*What to work on*:
Gather, from the listing beneath this task, every line holding the string "quản".

*** Provided records

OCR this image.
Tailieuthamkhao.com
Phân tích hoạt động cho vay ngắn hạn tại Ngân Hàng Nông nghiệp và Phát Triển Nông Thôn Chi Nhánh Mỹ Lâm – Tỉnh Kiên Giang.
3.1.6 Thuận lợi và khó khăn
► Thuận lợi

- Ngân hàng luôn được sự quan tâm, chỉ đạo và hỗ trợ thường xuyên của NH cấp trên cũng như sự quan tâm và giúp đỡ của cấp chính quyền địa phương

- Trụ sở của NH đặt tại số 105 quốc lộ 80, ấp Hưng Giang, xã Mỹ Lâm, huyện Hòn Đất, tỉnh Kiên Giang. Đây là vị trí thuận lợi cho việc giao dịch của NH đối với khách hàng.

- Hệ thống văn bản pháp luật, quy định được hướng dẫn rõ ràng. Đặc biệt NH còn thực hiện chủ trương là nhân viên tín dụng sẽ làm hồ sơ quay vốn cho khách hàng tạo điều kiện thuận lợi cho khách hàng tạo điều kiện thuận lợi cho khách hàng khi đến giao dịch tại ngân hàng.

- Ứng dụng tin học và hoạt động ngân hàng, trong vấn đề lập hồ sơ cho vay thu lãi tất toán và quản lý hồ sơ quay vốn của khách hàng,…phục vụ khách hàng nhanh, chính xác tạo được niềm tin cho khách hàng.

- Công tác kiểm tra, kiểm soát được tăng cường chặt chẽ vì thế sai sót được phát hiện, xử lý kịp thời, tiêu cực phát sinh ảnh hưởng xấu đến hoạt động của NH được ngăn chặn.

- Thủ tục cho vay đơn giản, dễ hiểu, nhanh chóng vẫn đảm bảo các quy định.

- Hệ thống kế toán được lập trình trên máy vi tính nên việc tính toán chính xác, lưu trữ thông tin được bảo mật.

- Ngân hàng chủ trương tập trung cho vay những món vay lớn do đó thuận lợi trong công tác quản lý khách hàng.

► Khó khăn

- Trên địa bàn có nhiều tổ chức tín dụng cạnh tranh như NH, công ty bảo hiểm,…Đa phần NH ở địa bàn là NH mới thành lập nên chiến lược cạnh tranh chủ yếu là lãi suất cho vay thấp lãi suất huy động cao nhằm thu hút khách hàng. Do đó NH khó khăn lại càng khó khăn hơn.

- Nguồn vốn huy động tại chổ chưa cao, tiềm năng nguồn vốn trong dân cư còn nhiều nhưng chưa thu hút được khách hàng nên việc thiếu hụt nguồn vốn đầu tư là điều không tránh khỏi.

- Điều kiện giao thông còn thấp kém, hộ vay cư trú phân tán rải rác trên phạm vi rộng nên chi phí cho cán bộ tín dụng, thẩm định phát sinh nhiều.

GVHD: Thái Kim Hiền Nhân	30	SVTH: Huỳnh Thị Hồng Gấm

******

*Solution for this exercise*:
- Ứng dụng tin học và hoạt động ngân hàng, trong vấn đề lập hồ sơ cho vay thu lãi tất toán và quản lý hồ sơ quay vốn của khách hàng,…phục vụ khách hàng nhanh, chính xác tạo được niềm tin cho khách hàng.
- Ngân hàng chủ trương tập trung cho vay những món vay lớn do đó thuận lợi trong công tác quản lý khách hàng.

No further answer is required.